SET PROBLEM:
Write out the listing below in full and exactly, leaving out every picture.

Dataset records on visual material
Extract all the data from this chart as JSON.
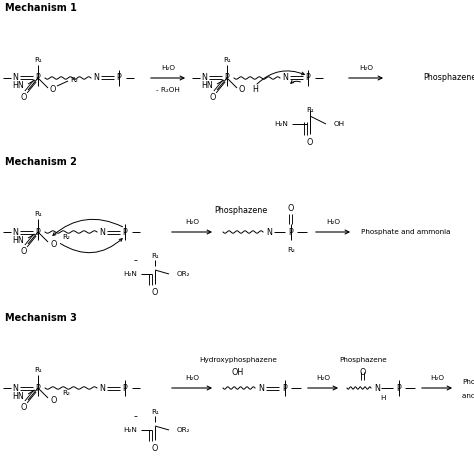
{
  "bg": "#ffffff",
  "mech_labels": [
    "Mechanism 1",
    "Mechanism 2",
    "Mechanism 3"
  ],
  "font_bold": 7.0,
  "font_base": 5.8,
  "font_small": 5.2
}
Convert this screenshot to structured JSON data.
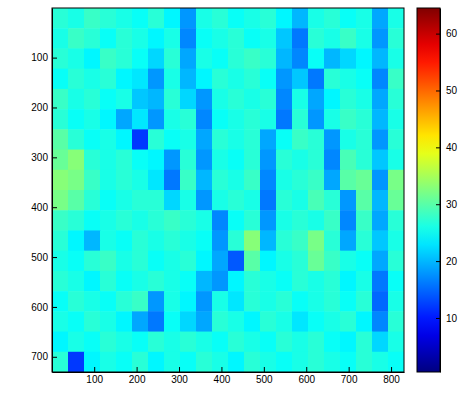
{
  "chart_data": {
    "type": "heatmap",
    "xlim": [
      0.5,
      830.5
    ],
    "xticks": [
      100,
      200,
      300,
      400,
      500,
      600,
      700,
      800
    ],
    "ylim": [
      0.5,
      730.5
    ],
    "yticks": [
      100,
      200,
      300,
      400,
      500,
      600,
      700
    ],
    "colorbar": {
      "lim": [
        0.5,
        64.5
      ],
      "ticks": [
        10,
        20,
        30,
        40,
        50,
        60
      ]
    },
    "cells": [
      [
        27,
        26,
        28,
        27,
        26,
        25,
        27,
        24,
        18,
        26,
        27,
        25,
        26,
        27,
        24,
        20,
        26,
        27,
        25,
        26,
        19,
        26
      ],
      [
        26,
        28,
        27,
        25,
        27,
        26,
        24,
        26,
        17,
        25,
        26,
        27,
        25,
        26,
        21,
        16,
        27,
        26,
        28,
        26,
        18,
        27
      ],
      [
        27,
        26,
        24,
        28,
        27,
        25,
        22,
        27,
        19,
        26,
        25,
        27,
        28,
        27,
        20,
        17,
        25,
        20,
        22,
        24,
        20,
        26
      ],
      [
        25,
        27,
        26,
        27,
        24,
        23,
        18,
        26,
        20,
        24,
        27,
        26,
        27,
        25,
        18,
        21,
        16,
        27,
        26,
        25,
        17,
        28
      ],
      [
        28,
        26,
        27,
        25,
        26,
        21,
        20,
        27,
        22,
        18,
        26,
        27,
        26,
        27,
        17,
        26,
        19,
        24,
        27,
        26,
        19,
        27
      ],
      [
        27,
        25,
        26,
        24,
        19,
        23,
        18,
        26,
        27,
        17,
        25,
        26,
        27,
        26,
        16,
        27,
        18,
        26,
        28,
        27,
        20,
        26
      ],
      [
        30,
        27,
        25,
        26,
        24,
        12,
        27,
        25,
        26,
        19,
        27,
        26,
        27,
        19,
        25,
        28,
        27,
        18,
        26,
        27,
        18,
        27
      ],
      [
        31,
        33,
        27,
        26,
        27,
        25,
        24,
        18,
        27,
        18,
        26,
        25,
        27,
        18,
        27,
        26,
        27,
        17,
        29,
        27,
        21,
        26
      ],
      [
        33,
        32,
        28,
        26,
        27,
        26,
        23,
        16,
        28,
        20,
        27,
        26,
        28,
        17,
        26,
        27,
        28,
        19,
        30,
        31,
        18,
        32
      ],
      [
        32,
        30,
        27,
        25,
        26,
        27,
        27,
        22,
        26,
        18,
        26,
        27,
        26,
        16,
        27,
        26,
        29,
        27,
        18,
        30,
        20,
        31
      ],
      [
        28,
        27,
        25,
        26,
        27,
        26,
        27,
        28,
        27,
        26,
        17,
        25,
        27,
        18,
        26,
        27,
        26,
        28,
        17,
        28,
        19,
        27
      ],
      [
        27,
        24,
        20,
        26,
        25,
        27,
        26,
        27,
        26,
        25,
        18,
        27,
        33,
        20,
        27,
        28,
        32,
        27,
        19,
        27,
        21,
        26
      ],
      [
        26,
        25,
        27,
        28,
        26,
        27,
        25,
        26,
        27,
        24,
        19,
        14,
        30,
        24,
        26,
        27,
        31,
        28,
        26,
        25,
        19,
        27
      ],
      [
        27,
        26,
        24,
        27,
        25,
        26,
        27,
        26,
        25,
        20,
        18,
        24,
        27,
        26,
        25,
        27,
        26,
        27,
        24,
        26,
        16,
        25
      ],
      [
        25,
        27,
        26,
        25,
        27,
        28,
        18,
        26,
        24,
        18,
        26,
        23,
        27,
        26,
        27,
        25,
        26,
        27,
        25,
        27,
        15,
        26
      ],
      [
        26,
        25,
        27,
        26,
        24,
        19,
        16,
        25,
        22,
        19,
        27,
        26,
        24,
        27,
        26,
        23,
        25,
        26,
        27,
        24,
        17,
        27
      ],
      [
        24,
        26,
        25,
        27,
        26,
        25,
        27,
        26,
        27,
        26,
        25,
        27,
        26,
        25,
        27,
        26,
        27,
        25,
        24,
        27,
        22,
        26
      ],
      [
        27,
        12,
        24,
        26,
        25,
        27,
        24,
        26,
        25,
        27,
        26,
        24,
        27,
        26,
        25,
        26,
        27,
        26,
        25,
        27,
        26,
        25
      ]
    ]
  }
}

RESPONSE TO THIS EXERCISE:
Extract all the data from this chart as JSON.
{
  "bg": "#ffffff",
  "mech_labels": [
    "Mechanism 1",
    "Mechanism 2",
    "Mechanism 3"
  ],
  "font_bold": 7.0,
  "font_base": 5.8,
  "font_small": 5.2
}
Convert this screenshot to structured JSON data.
{
  "chart_data": {
    "type": "heatmap",
    "xlim": [
      0.5,
      830.5
    ],
    "xticks": [
      100,
      200,
      300,
      400,
      500,
      600,
      700,
      800
    ],
    "ylim": [
      0.5,
      730.5
    ],
    "yticks": [
      100,
      200,
      300,
      400,
      500,
      600,
      700
    ],
    "colorbar": {
      "lim": [
        0.5,
        64.5
      ],
      "ticks": [
        10,
        20,
        30,
        40,
        50,
        60
      ]
    },
    "cells": [
      [
        27,
        26,
        28,
        27,
        26,
        25,
        27,
        24,
        18,
        26,
        27,
        25,
        26,
        27,
        24,
        20,
        26,
        27,
        25,
        26,
        19,
        26
      ],
      [
        26,
        28,
        27,
        25,
        27,
        26,
        24,
        26,
        17,
        25,
        26,
        27,
        25,
        26,
        21,
        16,
        27,
        26,
        28,
        26,
        18,
        27
      ],
      [
        27,
        26,
        24,
        28,
        27,
        25,
        22,
        27,
        19,
        26,
        25,
        27,
        28,
        27,
        20,
        17,
        25,
        20,
        22,
        24,
        20,
        26
      ],
      [
        25,
        27,
        26,
        27,
        24,
        23,
        18,
        26,
        20,
        24,
        27,
        26,
        27,
        25,
        18,
        21,
        16,
        27,
        26,
        25,
        17,
        28
      ],
      [
        28,
        26,
        27,
        25,
        26,
        21,
        20,
        27,
        22,
        18,
        26,
        27,
        26,
        27,
        17,
        26,
        19,
        24,
        27,
        26,
        19,
        27
      ],
      [
        27,
        25,
        26,
        24,
        19,
        23,
        18,
        26,
        27,
        17,
        25,
        26,
        27,
        26,
        16,
        27,
        18,
        26,
        28,
        27,
        20,
        26
      ],
      [
        30,
        27,
        25,
        26,
        24,
        12,
        27,
        25,
        26,
        19,
        27,
        26,
        27,
        19,
        25,
        28,
        27,
        18,
        26,
        27,
        18,
        27
      ],
      [
        31,
        33,
        27,
        26,
        27,
        25,
        24,
        18,
        27,
        18,
        26,
        25,
        27,
        18,
        27,
        26,
        27,
        17,
        29,
        27,
        21,
        26
      ],
      [
        33,
        32,
        28,
        26,
        27,
        26,
        23,
        16,
        28,
        20,
        27,
        26,
        28,
        17,
        26,
        27,
        28,
        19,
        30,
        31,
        18,
        32
      ],
      [
        32,
        30,
        27,
        25,
        26,
        27,
        27,
        22,
        26,
        18,
        26,
        27,
        26,
        16,
        27,
        26,
        29,
        27,
        18,
        30,
        20,
        31
      ],
      [
        28,
        27,
        25,
        26,
        27,
        26,
        27,
        28,
        27,
        26,
        17,
        25,
        27,
        18,
        26,
        27,
        26,
        28,
        17,
        28,
        19,
        27
      ],
      [
        27,
        24,
        20,
        26,
        25,
        27,
        26,
        27,
        26,
        25,
        18,
        27,
        33,
        20,
        27,
        28,
        32,
        27,
        19,
        27,
        21,
        26
      ],
      [
        26,
        25,
        27,
        28,
        26,
        27,
        25,
        26,
        27,
        24,
        19,
        14,
        30,
        24,
        26,
        27,
        31,
        28,
        26,
        25,
        19,
        27
      ],
      [
        27,
        26,
        24,
        27,
        25,
        26,
        27,
        26,
        25,
        20,
        18,
        24,
        27,
        26,
        25,
        27,
        26,
        27,
        24,
        26,
        16,
        25
      ],
      [
        25,
        27,
        26,
        25,
        27,
        28,
        18,
        26,
        24,
        18,
        26,
        23,
        27,
        26,
        27,
        25,
        26,
        27,
        25,
        27,
        15,
        26
      ],
      [
        26,
        25,
        27,
        26,
        24,
        19,
        16,
        25,
        22,
        19,
        27,
        26,
        24,
        27,
        26,
        23,
        25,
        26,
        27,
        24,
        17,
        27
      ],
      [
        24,
        26,
        25,
        27,
        26,
        25,
        27,
        26,
        27,
        26,
        25,
        27,
        26,
        25,
        27,
        26,
        27,
        25,
        24,
        27,
        22,
        26
      ],
      [
        27,
        12,
        24,
        26,
        25,
        27,
        24,
        26,
        25,
        27,
        26,
        24,
        27,
        26,
        25,
        26,
        27,
        26,
        25,
        27,
        26,
        25
      ]
    ]
  }
}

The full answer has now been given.